**Given request**
Scan the records and identify every line in which the string "Congressional" occurs, then return those lines.
☆ ☆ ☆ ☆ ☆
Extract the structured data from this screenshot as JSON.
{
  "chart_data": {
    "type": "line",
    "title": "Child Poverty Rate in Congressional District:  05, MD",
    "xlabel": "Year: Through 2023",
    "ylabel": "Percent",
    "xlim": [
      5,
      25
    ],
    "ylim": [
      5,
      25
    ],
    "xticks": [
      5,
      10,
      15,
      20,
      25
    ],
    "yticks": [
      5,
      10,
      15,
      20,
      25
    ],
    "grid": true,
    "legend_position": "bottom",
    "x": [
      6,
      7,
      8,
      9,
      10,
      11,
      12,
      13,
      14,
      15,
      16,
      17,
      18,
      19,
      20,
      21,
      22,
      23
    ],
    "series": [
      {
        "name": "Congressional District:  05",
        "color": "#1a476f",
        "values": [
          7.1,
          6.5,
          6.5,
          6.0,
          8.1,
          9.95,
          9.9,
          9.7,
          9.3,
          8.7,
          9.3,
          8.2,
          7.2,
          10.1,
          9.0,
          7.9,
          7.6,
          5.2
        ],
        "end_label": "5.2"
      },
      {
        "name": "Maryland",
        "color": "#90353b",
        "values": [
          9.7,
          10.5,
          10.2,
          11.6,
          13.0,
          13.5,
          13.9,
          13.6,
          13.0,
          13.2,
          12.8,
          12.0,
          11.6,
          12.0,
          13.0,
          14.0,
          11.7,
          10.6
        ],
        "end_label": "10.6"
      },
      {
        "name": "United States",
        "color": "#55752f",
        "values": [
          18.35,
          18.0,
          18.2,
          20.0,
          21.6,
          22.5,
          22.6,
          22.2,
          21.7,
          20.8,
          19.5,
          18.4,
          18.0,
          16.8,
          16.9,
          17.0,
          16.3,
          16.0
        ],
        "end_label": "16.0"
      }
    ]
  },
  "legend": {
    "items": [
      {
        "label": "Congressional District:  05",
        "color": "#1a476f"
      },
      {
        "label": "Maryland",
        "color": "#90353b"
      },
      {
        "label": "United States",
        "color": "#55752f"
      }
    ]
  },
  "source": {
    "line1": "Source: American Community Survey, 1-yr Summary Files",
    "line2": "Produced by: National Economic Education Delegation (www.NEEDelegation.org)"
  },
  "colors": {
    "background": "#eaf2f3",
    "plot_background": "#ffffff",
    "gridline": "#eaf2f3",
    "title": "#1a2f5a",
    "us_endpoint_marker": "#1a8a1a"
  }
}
☆ ☆ ☆ ☆ ☆
**Full solution**
    "title": "Child Poverty Rate in Congressional District:  05, MD",
        "name": "Congressional District:  05",
        "label": "Congressional District:  05",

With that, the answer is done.